═══ EXTRACT ═══

Five Successful Crowdfunding Campaigns

Five Successful Crowdfunding Campaigns
With record labels tanking and internet piracy showing no signs of abating, many artists are looking to crowdfunding websites likes Kickstarter, PledgeMusic and IndieGoGo to help them raise money from fans in exchange for a variety of rewards. Here are five memorable crowdfunding campaigns that reached their goal.

Black Tambourine
When these long-lost indie pop legends sought $5,000 to record and release a double-seven-inch of Ramones covers, they raced past their goal in under 24 hours. As of press time, the reunited fuzz band is nearing $9,000 raised. Who doesn't like exclusive goodies like coloured vinyl and hand-sewn tote bags?

Public Enemy
Think only broke indie bands rely on crowdfunding? Think again. During this 2009-2010 SellaBand campaign, these rap legends revised their unrealistic original goal of $250,000 to a more manageable $75,000, and their ultimate success validated crowdfunding as a legitimate business model for major acts and up-and-comers alike. Public Enemy plan to use to the cash to release two LPs in 2012.

Gang of Four
The British post-punk veterans staged what just might be the grossest PledgeMusic campaign to date when, for around $70, they sold the "Ultimate Content Can." This contained a CD copy of their album Content plus, among other goodies, a vial of the band members' own blood. The campaign worked and the group easily surpassed their goal, but that doesn't make it any less icky.

Rose Cousins (pictured)
This Canadian songwriter isn't exactly a household name, but she proved just how many supporters she has when she exceeded her $20,000 Kickstarter goal by more than five grand. If you weren't already a fan, the massive groundswell of support for the newly released We Have Made a Spark may have done the trick.

Polyvinyl Records
It turns out that Kickstarter is just as good for labels. Faced with the downsizing of their warehouses, this indie record company had to sell off more than 10,000 records from their back catalogue. Their goal was to raise a relatively modest $1,000, but fans rallied around the label and pledged more than $15,000 for the old stock. Everybody wins!

═══

# TASK SET
1. Reproduce everything from "This Canadian songwriter" down to "stock. Everybody wins!" in the crowdfunding article, renaming "warehouses" as "storage units".
2. List every crowdfunding website named in the crowdfunding article.

═══ DATA EXTRACT ═══

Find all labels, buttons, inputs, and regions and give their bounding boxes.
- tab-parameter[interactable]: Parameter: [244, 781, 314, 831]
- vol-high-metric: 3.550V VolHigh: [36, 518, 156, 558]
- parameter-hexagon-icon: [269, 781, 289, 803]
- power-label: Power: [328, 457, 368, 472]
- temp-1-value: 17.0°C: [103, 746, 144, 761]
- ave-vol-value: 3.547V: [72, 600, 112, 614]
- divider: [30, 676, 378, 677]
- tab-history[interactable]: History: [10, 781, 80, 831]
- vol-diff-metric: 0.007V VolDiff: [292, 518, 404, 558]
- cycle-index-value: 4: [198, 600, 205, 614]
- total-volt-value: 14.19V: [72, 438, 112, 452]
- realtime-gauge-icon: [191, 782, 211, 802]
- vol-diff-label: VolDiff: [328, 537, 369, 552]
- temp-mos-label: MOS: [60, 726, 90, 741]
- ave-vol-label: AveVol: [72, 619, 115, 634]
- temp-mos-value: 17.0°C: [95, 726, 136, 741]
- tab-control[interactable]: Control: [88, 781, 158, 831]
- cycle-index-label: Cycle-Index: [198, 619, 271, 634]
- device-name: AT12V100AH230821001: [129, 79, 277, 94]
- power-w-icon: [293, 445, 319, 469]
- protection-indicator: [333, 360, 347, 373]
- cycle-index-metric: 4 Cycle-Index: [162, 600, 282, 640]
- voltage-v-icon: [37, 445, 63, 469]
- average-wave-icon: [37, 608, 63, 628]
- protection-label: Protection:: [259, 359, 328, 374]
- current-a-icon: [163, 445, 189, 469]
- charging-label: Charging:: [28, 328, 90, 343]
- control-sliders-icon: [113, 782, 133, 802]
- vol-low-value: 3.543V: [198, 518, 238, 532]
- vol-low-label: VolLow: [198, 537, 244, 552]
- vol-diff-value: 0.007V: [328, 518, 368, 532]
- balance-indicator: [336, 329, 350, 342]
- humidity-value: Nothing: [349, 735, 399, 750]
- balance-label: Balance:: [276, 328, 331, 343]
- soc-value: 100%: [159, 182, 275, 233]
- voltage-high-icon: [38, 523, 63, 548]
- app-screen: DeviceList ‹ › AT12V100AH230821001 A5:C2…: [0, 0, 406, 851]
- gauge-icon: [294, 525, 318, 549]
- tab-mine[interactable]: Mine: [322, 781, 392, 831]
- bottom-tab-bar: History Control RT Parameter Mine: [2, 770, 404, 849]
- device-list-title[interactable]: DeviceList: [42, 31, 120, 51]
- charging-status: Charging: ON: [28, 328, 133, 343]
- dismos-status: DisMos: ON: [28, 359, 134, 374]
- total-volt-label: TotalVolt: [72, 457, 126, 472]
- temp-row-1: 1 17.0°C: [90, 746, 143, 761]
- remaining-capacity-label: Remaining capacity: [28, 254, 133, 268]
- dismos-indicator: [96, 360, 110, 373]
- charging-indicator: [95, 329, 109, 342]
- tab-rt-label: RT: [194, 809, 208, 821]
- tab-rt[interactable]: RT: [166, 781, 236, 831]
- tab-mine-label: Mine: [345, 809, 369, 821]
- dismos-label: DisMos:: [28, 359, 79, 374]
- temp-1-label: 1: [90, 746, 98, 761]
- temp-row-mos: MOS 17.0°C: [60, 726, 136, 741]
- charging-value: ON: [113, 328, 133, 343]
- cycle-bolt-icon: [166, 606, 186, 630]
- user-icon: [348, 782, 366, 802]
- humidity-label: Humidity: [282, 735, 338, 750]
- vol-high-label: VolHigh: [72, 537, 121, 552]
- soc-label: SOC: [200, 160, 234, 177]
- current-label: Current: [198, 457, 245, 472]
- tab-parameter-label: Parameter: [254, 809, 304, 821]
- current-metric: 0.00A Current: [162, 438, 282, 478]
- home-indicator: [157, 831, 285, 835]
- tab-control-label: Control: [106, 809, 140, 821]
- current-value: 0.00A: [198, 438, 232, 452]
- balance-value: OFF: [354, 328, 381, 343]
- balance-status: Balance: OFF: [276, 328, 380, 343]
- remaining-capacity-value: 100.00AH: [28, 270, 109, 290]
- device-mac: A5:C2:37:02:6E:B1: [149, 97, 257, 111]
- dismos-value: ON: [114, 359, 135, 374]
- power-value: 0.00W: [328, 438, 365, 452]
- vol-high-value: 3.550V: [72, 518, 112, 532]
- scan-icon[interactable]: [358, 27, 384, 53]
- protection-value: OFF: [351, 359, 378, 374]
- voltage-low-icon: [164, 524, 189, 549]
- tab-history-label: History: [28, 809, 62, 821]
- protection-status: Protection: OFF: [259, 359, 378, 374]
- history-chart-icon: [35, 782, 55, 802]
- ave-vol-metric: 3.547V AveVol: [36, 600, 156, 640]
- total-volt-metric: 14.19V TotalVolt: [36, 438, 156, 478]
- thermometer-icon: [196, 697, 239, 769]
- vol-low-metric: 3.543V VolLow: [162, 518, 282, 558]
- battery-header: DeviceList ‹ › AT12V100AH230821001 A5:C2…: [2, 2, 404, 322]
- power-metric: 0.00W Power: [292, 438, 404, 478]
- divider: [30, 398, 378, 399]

═══

# ANSWERS
1.
This Canadian songwriter isn't exactly a household name, but she proved just how many supporters she has when she exceeded her $20,000 Kickstarter goal by more than five grand. If you weren't already a fan, the massive groundswell of support for the newly released We Have Made a Spark may have done the trick.

Polyvinyl Records
It turns out that Kickstarter is just as good for labels. Faced with the downsizing of their storage units, this indie record company had to sell off more than 10,000 records from their back catalogue. Their goal was to raise a relatively modest $1,000, but fans rallied around the label and pledged more than $15,000 for the old stock. Everybody wins!

2. Kickstarter, PledgeMusic, IndieGoGo, SellaBand